--- Dataset rows ---

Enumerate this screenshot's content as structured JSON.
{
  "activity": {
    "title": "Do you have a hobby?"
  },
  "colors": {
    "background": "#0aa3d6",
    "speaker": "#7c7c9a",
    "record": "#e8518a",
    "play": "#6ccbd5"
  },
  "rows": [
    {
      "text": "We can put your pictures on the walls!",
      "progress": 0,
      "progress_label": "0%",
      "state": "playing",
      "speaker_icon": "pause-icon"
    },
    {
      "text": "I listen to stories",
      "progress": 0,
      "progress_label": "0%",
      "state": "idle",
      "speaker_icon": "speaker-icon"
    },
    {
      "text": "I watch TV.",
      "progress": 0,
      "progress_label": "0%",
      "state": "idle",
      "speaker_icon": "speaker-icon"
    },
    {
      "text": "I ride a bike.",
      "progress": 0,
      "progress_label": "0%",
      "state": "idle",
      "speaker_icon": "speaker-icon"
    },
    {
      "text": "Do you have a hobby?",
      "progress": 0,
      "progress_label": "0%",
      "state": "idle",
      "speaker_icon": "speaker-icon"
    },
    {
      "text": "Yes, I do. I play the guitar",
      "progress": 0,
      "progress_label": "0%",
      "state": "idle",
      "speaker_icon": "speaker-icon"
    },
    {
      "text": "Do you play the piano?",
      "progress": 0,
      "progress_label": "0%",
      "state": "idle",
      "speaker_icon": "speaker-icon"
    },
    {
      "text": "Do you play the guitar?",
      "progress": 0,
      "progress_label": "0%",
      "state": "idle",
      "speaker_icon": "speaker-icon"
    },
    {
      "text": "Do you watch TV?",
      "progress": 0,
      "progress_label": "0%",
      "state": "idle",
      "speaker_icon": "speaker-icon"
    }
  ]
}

---

— Objective —
What is the number of lines above that hold the string "guitar"? Answer with that number alone.

— Task output —
2